Goal of the exercise -> Transcribe the material exactly. Images do not belong in the copy.

(Records that describe figures)
****************

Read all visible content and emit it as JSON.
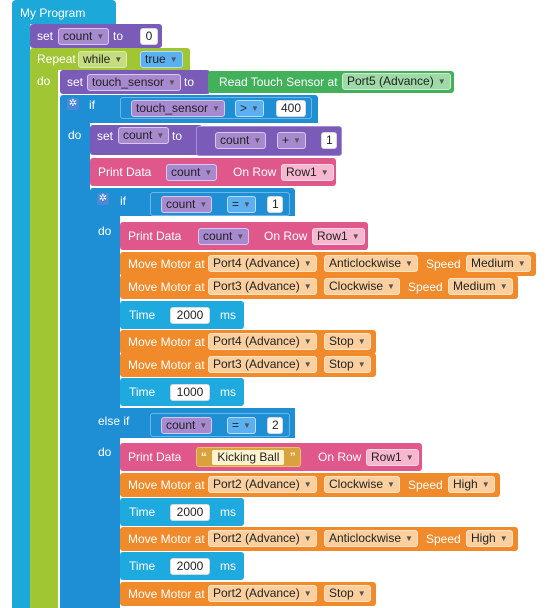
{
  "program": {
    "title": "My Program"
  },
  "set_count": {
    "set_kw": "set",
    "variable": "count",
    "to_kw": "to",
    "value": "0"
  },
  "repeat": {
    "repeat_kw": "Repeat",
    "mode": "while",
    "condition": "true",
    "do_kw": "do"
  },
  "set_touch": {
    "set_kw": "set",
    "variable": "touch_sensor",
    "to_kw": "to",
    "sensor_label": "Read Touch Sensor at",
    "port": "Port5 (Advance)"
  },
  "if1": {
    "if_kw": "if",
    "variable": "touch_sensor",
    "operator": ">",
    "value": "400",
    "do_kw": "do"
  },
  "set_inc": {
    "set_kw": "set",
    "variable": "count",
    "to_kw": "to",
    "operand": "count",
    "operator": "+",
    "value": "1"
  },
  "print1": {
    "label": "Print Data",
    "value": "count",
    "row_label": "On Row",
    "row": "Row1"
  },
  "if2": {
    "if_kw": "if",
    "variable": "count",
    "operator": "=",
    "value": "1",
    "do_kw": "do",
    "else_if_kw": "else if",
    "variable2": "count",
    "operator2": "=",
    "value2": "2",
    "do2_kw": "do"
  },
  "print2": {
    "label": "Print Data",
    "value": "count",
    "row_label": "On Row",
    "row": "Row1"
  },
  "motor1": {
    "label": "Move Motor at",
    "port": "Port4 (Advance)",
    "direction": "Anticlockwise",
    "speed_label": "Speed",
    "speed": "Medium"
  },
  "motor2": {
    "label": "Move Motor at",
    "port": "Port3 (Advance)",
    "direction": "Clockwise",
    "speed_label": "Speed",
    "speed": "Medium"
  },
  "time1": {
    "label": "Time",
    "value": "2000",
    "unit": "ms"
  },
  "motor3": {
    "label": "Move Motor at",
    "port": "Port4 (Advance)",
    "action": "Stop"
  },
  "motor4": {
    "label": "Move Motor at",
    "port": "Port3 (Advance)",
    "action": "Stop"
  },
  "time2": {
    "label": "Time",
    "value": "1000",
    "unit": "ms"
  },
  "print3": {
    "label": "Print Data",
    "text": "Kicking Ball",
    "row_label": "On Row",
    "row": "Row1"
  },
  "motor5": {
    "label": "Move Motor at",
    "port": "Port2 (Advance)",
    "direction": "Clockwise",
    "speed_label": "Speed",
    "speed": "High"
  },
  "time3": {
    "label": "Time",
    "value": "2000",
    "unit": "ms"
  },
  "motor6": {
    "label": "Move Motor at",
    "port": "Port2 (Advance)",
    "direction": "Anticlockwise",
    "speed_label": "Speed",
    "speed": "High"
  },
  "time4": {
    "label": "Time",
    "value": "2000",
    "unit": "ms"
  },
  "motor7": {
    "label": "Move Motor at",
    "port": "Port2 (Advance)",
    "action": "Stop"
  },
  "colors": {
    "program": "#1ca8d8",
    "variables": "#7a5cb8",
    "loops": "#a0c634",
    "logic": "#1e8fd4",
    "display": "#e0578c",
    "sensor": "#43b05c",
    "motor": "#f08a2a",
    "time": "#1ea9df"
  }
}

****************

The completed task ->
Read all visible content and emit it as JSON.
{
  "program": {
    "title": "My Program"
  },
  "set_count": {
    "set_kw": "set",
    "variable": "count",
    "to_kw": "to",
    "value": "0"
  },
  "repeat": {
    "repeat_kw": "Repeat",
    "mode": "while",
    "condition": "true",
    "do_kw": "do"
  },
  "set_touch": {
    "set_kw": "set",
    "variable": "touch_sensor",
    "to_kw": "to",
    "sensor_label": "Read Touch Sensor at",
    "port": "Port5 (Advance)"
  },
  "if1": {
    "if_kw": "if",
    "variable": "touch_sensor",
    "operator": ">",
    "value": "400",
    "do_kw": "do"
  },
  "set_inc": {
    "set_kw": "set",
    "variable": "count",
    "to_kw": "to",
    "operand": "count",
    "operator": "+",
    "value": "1"
  },
  "print1": {
    "label": "Print Data",
    "value": "count",
    "row_label": "On Row",
    "row": "Row1"
  },
  "if2": {
    "if_kw": "if",
    "variable": "count",
    "operator": "=",
    "value": "1",
    "do_kw": "do",
    "else_if_kw": "else if",
    "variable2": "count",
    "operator2": "=",
    "value2": "2",
    "do2_kw": "do"
  },
  "print2": {
    "label": "Print Data",
    "value": "count",
    "row_label": "On Row",
    "row": "Row1"
  },
  "motor1": {
    "label": "Move Motor at",
    "port": "Port4 (Advance)",
    "direction": "Anticlockwise",
    "speed_label": "Speed",
    "speed": "Medium"
  },
  "motor2": {
    "label": "Move Motor at",
    "port": "Port3 (Advance)",
    "direction": "Clockwise",
    "speed_label": "Speed",
    "speed": "Medium"
  },
  "time1": {
    "label": "Time",
    "value": "2000",
    "unit": "ms"
  },
  "motor3": {
    "label": "Move Motor at",
    "port": "Port4 (Advance)",
    "action": "Stop"
  },
  "motor4": {
    "label": "Move Motor at",
    "port": "Port3 (Advance)",
    "action": "Stop"
  },
  "time2": {
    "label": "Time",
    "value": "1000",
    "unit": "ms"
  },
  "print3": {
    "label": "Print Data",
    "text": "Kicking Ball",
    "row_label": "On Row",
    "row": "Row1"
  },
  "motor5": {
    "label": "Move Motor at",
    "port": "Port2 (Advance)",
    "direction": "Clockwise",
    "speed_label": "Speed",
    "speed": "High"
  },
  "time3": {
    "label": "Time",
    "value": "2000",
    "unit": "ms"
  },
  "motor6": {
    "label": "Move Motor at",
    "port": "Port2 (Advance)",
    "direction": "Anticlockwise",
    "speed_label": "Speed",
    "speed": "High"
  },
  "time4": {
    "label": "Time",
    "value": "2000",
    "unit": "ms"
  },
  "motor7": {
    "label": "Move Motor at",
    "port": "Port2 (Advance)",
    "action": "Stop"
  },
  "colors": {
    "program": "#1ca8d8",
    "variables": "#7a5cb8",
    "loops": "#a0c634",
    "logic": "#1e8fd4",
    "display": "#e0578c",
    "sensor": "#43b05c",
    "motor": "#f08a2a",
    "time": "#1ea9df"
  }
}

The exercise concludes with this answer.